▶ _THE PROBLEM_
Reproduce only this part of the listing: the line with "Output a JSON object describing the content", plus every line after it through the last.

▶ _EXCERPTED RECORDS_
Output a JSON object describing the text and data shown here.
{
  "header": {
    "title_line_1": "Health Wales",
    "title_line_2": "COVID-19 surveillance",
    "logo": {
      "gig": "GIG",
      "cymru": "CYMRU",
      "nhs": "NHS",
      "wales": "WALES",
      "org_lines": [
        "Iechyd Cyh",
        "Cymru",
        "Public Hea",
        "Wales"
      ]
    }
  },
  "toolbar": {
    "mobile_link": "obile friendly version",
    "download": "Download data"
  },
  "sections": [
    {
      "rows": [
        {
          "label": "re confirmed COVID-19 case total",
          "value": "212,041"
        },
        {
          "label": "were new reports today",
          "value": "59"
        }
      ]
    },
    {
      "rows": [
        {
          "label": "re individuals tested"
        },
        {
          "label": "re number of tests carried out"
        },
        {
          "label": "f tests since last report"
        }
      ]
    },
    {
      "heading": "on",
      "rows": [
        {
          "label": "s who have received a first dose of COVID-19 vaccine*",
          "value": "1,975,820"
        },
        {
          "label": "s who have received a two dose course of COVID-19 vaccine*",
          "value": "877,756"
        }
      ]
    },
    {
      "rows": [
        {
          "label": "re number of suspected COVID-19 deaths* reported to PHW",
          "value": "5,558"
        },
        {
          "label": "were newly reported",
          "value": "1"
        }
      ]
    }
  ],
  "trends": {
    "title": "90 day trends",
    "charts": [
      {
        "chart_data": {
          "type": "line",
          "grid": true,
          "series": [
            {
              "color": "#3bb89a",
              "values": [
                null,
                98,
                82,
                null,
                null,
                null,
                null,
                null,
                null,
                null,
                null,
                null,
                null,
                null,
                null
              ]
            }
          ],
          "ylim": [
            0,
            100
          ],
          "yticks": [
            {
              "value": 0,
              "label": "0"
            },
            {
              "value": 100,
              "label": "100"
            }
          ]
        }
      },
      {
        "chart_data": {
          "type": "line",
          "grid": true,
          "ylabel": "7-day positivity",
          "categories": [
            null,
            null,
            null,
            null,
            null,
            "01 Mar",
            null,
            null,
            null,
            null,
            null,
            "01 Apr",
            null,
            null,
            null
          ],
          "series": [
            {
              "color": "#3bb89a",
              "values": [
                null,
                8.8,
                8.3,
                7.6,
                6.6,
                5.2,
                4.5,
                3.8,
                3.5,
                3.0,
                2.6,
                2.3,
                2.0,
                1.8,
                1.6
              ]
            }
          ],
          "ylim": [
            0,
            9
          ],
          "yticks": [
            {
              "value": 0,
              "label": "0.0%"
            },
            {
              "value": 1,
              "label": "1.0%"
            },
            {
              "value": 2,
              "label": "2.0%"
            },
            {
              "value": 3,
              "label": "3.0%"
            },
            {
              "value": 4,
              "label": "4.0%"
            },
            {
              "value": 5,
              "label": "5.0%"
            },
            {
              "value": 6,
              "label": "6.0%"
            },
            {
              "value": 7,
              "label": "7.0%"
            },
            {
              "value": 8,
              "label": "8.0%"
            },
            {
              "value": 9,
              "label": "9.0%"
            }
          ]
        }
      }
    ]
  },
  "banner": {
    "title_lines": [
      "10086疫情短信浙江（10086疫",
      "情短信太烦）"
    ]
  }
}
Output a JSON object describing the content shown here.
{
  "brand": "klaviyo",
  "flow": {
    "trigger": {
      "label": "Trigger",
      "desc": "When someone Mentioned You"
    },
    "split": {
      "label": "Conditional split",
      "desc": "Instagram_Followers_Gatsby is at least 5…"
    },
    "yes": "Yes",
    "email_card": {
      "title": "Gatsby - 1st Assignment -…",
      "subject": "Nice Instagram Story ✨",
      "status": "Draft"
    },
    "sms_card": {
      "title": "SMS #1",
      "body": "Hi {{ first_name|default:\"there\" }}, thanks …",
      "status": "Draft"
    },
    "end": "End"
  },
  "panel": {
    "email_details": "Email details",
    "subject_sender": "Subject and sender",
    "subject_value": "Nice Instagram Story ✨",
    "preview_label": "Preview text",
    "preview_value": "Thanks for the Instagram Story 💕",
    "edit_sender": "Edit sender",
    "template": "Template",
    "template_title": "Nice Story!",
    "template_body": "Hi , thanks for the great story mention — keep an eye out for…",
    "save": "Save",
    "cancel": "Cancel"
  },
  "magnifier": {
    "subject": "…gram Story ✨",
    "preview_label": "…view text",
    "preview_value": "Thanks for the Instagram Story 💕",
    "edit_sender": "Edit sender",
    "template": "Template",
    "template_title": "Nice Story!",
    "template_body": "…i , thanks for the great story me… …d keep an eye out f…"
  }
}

▶ _RESULT OF THE TASK_
Output a JSON object describing the content shown here.
{
  "brand": "klaviyo",
  "flow": {
    "trigger": {
      "label": "Trigger",
      "desc": "When someone Mentioned You"
    },
    "split": {
      "label": "Conditional split",
      "desc": "Instagram_Followers_Gatsby is at least 5…"
    },
    "yes": "Yes",
    "email_card": {
      "title": "Gatsby - 1st Assignment -…",
      "subject": "Nice Instagram Story ✨",
      "status": "Draft"
    },
    "sms_card": {
      "title": "SMS #1",
      "body": "Hi {{ first_name|default:\"there\" }}, thanks …",
      "status": "Draft"
    },
    "end": "End"
  },
  "panel": {
    "email_details": "Email details",
    "subject_sender": "Subject and sender",
    "subject_value": "Nice Instagram Story ✨",
    "preview_label": "Preview text",
    "preview_value": "Thanks for the Instagram Story 💕",
    "edit_sender": "Edit sender",
    "template": "Template",
    "template_title": "Nice Story!",
    "template_body": "Hi , thanks for the great story mention — keep an eye out for…",
    "save": "Save",
    "cancel": "Cancel"
  },
  "magnifier": {
    "subject": "…gram Story ✨",
    "preview_label": "…view text",
    "preview_value": "Thanks for the Instagram Story 💕",
    "edit_sender": "Edit sender",
    "template": "Template",
    "template_title": "Nice Story!",
    "template_body": "…i , thanks for the great story me… …d keep an eye out f…"
  }
}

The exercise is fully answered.